(TEXT EXCERPT begins)

Children and Young Peoples Page
Young people look for support for many reasons, from feeling unhappy, sad, scared or worried, to experiencing strong feelings in their body like their heart racing or feeling sick. Sometimes these feelings start to cause difficulties that can lead to you reducing or stopping the things that you would normally enjoy, like hobbies, seeing friends, or going to certain places like school. Sometimes young people might still be doing these things but finding it harder or more worrying to do. When you feel like this, one of the ways that can start to help is by joining a therapist in Cognitive Behavioural Therapy, which is also known as CBT for short (that's a bit easier to remember!). But what does CBT mean? Let's break it down together...
…this is a word used to describe thoughts or words that run through your head but also pictures and images that you might also see in your mind. Talking, drawing or playing out your thoughts or images can help you to understand how you feel and the way you act and how all of these parts of you work together.
…this is a word used to describe behaviour, or how we act and the way that we do things, or don’t do things. Sometimes it helps to look at how we act in different situations, for example at school or at home and also around different people like our parent/ guardians, teachers or friends.

(TEXT EXCERPT ends)
(RECORDS SHOWN begins)

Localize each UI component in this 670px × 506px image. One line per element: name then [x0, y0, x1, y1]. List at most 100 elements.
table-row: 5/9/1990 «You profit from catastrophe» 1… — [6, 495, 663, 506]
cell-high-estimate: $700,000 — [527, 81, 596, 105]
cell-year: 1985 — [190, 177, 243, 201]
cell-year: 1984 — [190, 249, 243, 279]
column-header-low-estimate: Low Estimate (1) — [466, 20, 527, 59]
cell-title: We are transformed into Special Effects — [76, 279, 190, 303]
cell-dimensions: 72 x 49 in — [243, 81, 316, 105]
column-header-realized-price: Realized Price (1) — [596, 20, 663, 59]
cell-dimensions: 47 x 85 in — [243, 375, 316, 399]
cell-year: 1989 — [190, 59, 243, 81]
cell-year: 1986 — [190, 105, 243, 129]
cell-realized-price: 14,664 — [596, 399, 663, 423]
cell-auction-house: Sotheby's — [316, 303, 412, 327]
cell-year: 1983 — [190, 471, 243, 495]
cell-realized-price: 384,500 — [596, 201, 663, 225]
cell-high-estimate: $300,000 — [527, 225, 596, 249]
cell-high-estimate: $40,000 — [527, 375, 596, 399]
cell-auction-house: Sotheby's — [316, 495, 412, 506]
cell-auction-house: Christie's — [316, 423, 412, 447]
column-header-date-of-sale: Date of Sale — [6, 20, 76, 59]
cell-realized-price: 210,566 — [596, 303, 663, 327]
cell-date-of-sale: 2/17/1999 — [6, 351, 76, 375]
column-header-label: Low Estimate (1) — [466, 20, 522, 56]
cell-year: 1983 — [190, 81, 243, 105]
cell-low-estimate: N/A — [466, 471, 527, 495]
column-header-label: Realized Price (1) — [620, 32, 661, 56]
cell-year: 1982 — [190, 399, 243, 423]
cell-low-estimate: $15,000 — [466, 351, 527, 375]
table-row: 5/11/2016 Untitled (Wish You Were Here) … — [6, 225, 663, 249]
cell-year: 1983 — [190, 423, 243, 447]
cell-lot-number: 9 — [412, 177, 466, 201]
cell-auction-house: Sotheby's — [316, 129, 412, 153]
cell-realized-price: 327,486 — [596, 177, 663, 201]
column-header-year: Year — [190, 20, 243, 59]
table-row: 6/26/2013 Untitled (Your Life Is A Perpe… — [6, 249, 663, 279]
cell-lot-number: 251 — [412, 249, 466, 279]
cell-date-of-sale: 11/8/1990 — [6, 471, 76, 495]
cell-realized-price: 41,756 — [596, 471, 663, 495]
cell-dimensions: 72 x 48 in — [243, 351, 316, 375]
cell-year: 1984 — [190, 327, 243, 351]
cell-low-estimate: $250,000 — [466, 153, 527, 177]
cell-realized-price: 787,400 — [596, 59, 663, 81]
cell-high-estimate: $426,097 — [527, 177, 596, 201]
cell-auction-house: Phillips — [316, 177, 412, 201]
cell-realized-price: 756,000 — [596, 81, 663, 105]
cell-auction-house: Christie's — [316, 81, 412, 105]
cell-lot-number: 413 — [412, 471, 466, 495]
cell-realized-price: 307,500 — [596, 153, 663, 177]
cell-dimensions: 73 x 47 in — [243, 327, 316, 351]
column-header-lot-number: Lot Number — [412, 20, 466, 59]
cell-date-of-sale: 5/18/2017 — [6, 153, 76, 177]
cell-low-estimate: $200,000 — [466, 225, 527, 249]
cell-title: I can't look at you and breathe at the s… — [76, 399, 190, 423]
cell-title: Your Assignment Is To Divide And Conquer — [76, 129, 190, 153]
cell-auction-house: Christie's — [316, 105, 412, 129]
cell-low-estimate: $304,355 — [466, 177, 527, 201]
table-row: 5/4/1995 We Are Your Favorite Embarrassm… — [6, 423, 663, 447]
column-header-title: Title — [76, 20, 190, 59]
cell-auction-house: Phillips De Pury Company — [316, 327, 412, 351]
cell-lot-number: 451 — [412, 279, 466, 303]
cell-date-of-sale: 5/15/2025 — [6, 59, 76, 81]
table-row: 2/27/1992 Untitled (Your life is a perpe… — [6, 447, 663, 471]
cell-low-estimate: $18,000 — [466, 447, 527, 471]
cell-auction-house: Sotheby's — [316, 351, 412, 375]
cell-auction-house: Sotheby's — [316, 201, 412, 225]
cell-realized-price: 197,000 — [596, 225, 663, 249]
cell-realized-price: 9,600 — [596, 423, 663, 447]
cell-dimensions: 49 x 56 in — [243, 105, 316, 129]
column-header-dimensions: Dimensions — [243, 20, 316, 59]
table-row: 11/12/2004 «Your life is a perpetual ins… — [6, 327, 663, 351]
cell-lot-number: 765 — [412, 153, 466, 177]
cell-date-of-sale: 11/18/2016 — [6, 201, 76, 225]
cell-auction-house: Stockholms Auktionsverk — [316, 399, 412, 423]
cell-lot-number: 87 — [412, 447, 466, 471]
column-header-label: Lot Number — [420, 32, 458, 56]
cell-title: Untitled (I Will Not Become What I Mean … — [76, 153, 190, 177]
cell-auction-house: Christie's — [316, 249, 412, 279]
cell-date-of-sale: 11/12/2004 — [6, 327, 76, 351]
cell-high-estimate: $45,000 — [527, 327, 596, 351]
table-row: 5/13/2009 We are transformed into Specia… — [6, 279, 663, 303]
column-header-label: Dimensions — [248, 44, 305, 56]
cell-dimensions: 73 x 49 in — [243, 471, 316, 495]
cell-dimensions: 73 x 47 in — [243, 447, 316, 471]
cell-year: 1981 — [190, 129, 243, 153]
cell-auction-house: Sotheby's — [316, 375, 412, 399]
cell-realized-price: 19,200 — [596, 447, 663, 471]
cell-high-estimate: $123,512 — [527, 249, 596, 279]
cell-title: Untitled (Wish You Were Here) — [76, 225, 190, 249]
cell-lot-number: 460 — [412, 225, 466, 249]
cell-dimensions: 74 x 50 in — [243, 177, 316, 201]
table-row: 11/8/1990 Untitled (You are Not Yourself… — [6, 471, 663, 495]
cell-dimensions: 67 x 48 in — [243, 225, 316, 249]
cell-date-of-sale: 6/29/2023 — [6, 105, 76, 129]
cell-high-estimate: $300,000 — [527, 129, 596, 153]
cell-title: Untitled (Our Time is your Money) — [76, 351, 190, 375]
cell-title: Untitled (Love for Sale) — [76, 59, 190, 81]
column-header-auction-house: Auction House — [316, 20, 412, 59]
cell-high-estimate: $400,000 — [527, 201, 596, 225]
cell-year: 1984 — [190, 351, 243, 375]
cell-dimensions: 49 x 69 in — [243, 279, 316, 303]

(RECORDS SHOWN ends)

- WORK INSTRUCTIONS -
a) Answer these questions using the page on CBT for young people.
(i) What is the full name of the therapy shortened to CBT?
(ii) Which two strong feelings in the body are given as examples?
(iii) Which people are listed as ones we might act differently around?
b) Extend the page explaining CBT to young people, picking up after its last paragraph.

- ANSWERS BY ITEM NUMBER -
a)
(i) Cognitive Behavioural Therapy.
(ii) The heart racing and feeling sick.
(iii) Parents or guardians, teachers and friends.

b)
…this is something that is used to help people to understand their difficulties a little better and help to make some changes in order to feel differently. Someone who provides therapy is known as a therapist.
In CBT you and your therapist will talk or use other creative ways of thinking about your thoughts and images, what you do and how you feel. Then together, you can work out the best way to make changes and help with any difficulties. CBT makes sense of problems by looking at your ideas that you have and patterns of behaviour which you have learnt during your life so far which can sometimes be unhelpful. CBT sees these unhelpful thoughts and behaviours as things that may be keeping your problems going. For most of the therapy you will focus on what is going on now to keep your problems going, rather than looking at the past, when you were a bit younger.
What to Expect
If you and your therapist decide that CBT might be helpful for you, you will then:
Agree on some goals which you would like to work on
Meet with your therapist regularly, these might include other family members but we will talk about this with you first.
Talk with your therapist about how you feel, what you are doing and how you think about things.
Be honest and open - your therapist will do the same.
Complete tasks between sessions that you and your therapist agree together. This is also known as ‘inter-session tasks’ which could be things such as keeping notes of what happens during the week, practicing particular skills, or trying out new ways of tackling problems.
Tell your therapist if there is anything you don’t understand.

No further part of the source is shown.